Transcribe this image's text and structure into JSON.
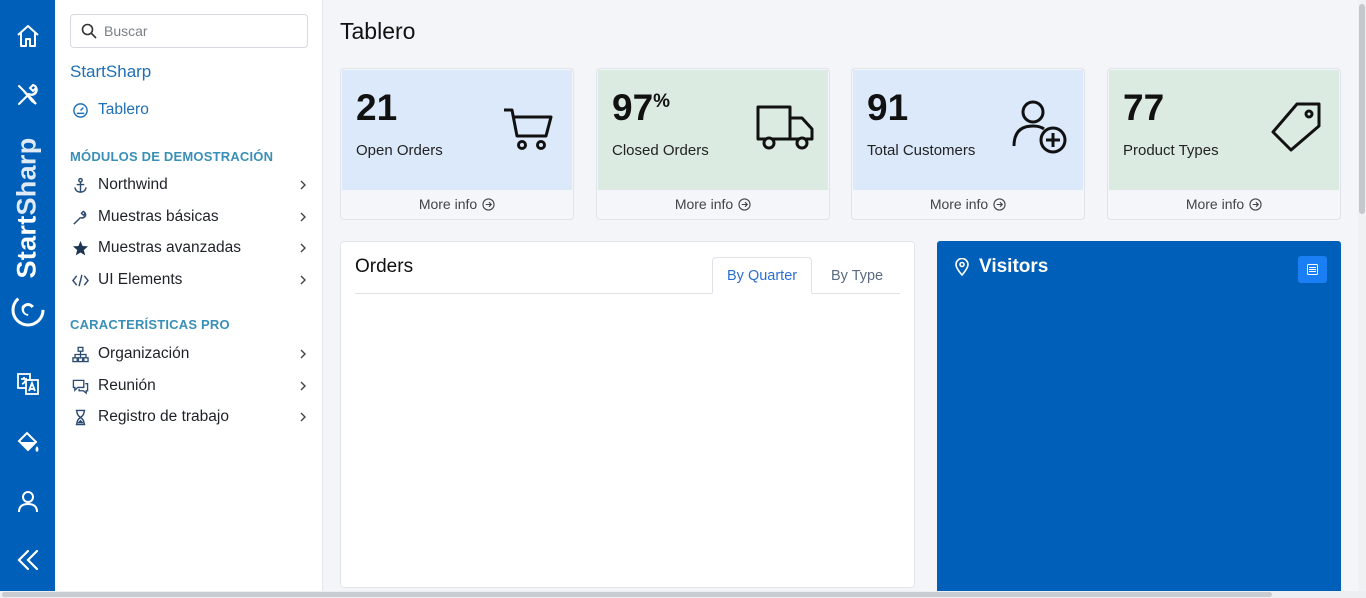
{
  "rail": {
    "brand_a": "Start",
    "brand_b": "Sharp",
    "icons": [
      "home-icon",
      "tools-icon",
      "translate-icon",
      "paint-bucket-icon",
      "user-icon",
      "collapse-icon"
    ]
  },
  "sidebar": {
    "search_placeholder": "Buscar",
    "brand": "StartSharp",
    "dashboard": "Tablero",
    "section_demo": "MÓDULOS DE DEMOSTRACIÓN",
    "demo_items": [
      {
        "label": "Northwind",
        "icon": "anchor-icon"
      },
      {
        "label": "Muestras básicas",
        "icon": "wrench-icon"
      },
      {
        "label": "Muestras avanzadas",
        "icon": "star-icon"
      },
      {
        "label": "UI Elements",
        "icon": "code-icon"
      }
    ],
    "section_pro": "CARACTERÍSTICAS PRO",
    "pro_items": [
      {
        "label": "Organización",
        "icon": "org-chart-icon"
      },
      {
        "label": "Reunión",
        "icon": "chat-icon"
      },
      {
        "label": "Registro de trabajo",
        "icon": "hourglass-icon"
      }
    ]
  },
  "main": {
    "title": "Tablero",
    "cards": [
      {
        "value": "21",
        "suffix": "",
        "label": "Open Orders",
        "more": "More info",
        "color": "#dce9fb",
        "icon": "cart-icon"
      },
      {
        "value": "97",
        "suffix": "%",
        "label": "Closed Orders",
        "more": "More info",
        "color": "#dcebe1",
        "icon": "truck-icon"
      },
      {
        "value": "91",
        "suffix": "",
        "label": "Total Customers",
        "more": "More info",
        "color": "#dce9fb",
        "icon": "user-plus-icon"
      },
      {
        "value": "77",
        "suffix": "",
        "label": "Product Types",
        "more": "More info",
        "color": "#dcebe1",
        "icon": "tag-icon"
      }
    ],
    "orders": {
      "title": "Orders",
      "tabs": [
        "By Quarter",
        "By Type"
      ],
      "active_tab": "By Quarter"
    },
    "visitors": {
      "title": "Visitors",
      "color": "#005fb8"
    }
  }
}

* * *

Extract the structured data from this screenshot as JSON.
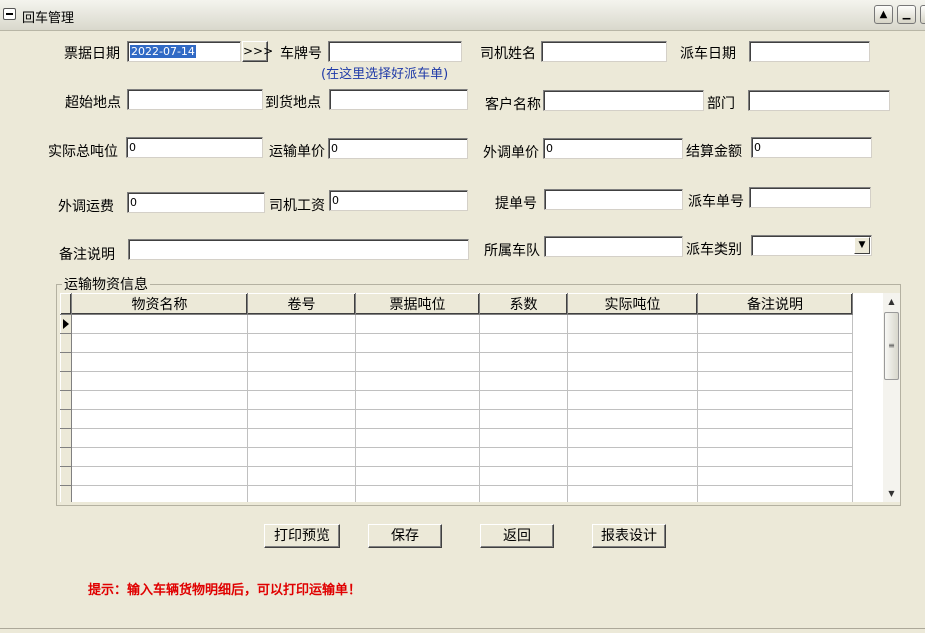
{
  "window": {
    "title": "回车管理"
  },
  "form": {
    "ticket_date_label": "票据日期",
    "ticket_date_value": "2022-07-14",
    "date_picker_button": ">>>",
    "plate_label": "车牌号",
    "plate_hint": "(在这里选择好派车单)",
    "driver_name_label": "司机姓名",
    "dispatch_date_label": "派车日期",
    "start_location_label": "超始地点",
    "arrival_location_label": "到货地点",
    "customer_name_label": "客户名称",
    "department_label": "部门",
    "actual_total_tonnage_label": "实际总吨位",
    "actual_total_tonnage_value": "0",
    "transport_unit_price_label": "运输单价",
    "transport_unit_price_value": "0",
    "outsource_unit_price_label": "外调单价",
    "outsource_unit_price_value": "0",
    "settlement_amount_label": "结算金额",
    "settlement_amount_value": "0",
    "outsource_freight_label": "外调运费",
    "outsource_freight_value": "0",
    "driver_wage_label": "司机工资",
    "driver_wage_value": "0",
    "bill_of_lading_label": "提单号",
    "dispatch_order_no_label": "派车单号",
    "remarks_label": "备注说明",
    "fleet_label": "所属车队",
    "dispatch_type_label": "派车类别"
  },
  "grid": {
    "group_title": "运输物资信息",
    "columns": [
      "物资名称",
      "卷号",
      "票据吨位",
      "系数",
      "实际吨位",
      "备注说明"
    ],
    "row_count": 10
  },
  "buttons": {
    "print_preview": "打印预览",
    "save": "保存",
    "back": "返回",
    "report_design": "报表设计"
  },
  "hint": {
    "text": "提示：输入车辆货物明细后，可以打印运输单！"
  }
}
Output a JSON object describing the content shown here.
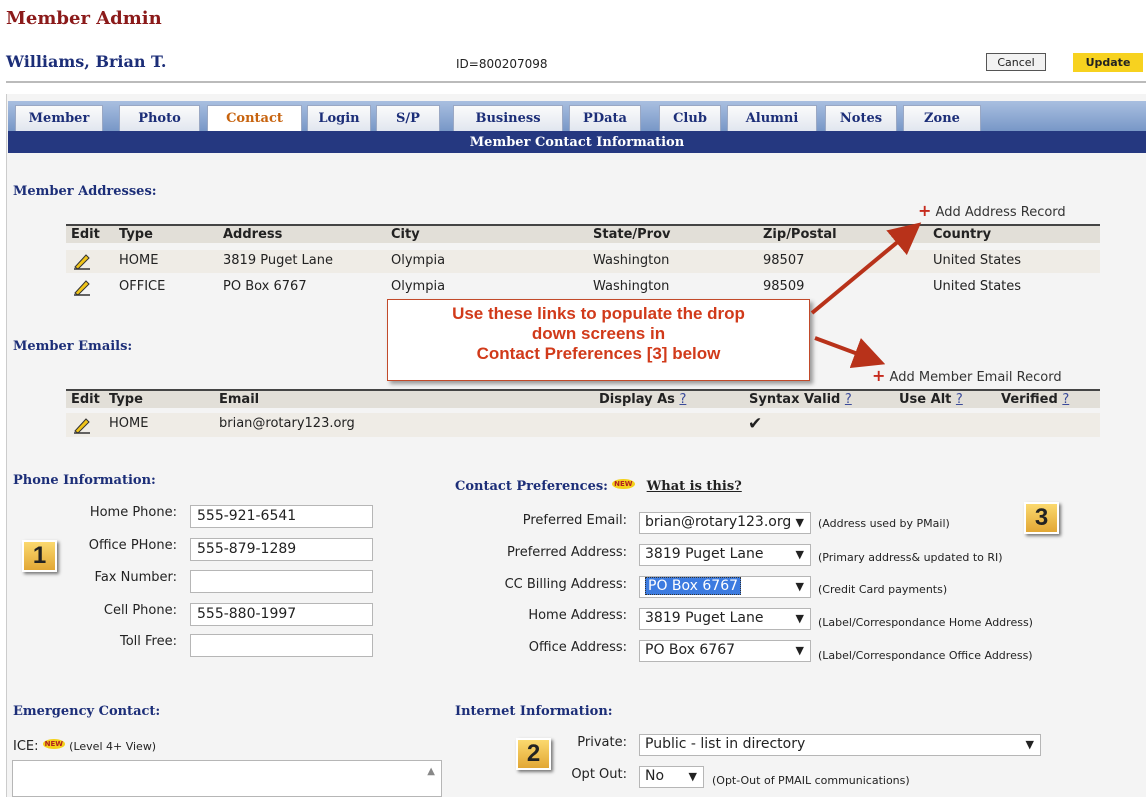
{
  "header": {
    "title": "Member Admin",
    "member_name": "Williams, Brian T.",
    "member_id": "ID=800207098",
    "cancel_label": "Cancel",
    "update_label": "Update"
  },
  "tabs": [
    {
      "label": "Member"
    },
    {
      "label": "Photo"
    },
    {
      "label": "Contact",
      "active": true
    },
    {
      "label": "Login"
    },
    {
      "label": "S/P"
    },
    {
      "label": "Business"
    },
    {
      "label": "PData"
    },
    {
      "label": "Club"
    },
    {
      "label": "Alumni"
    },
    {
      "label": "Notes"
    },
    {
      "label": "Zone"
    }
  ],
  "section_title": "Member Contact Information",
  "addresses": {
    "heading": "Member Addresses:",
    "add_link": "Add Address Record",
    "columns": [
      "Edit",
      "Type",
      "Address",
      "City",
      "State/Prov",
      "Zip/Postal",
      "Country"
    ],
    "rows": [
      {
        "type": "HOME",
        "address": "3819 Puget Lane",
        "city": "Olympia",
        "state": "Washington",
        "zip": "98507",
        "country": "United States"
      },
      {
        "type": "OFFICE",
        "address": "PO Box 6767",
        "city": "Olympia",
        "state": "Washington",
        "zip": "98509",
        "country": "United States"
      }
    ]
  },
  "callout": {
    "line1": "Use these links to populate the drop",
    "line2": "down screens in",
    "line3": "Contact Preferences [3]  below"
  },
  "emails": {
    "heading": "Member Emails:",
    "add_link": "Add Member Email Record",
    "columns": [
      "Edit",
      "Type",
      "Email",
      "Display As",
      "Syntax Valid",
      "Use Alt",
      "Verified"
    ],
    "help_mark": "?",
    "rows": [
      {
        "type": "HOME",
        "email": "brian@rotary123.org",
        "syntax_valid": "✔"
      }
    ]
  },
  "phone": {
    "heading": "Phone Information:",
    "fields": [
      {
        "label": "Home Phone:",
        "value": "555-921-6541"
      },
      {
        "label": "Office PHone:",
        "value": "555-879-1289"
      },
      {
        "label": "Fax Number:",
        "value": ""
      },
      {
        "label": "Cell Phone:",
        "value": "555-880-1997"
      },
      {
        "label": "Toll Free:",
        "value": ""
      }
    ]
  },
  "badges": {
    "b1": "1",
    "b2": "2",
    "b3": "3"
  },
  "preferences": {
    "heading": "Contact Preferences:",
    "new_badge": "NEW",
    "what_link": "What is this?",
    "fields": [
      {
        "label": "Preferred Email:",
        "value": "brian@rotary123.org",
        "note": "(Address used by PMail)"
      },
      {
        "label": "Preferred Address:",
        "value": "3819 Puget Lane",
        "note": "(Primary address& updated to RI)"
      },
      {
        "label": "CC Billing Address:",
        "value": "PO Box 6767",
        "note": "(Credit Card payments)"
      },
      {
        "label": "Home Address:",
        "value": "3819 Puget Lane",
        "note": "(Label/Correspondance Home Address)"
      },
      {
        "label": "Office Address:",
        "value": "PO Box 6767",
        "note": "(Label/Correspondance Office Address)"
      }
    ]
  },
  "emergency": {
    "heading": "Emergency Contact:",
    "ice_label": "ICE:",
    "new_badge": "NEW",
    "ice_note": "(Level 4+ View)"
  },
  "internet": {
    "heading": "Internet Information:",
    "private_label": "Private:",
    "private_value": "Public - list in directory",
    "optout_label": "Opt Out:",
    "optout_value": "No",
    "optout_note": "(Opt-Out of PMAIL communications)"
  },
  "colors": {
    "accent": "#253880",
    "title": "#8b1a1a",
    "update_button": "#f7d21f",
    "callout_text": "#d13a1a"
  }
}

* * *

Task to carry out: Examine the data above and state how many of its lines contain the word "Correspondance", with no further remarks.

Expected output: 2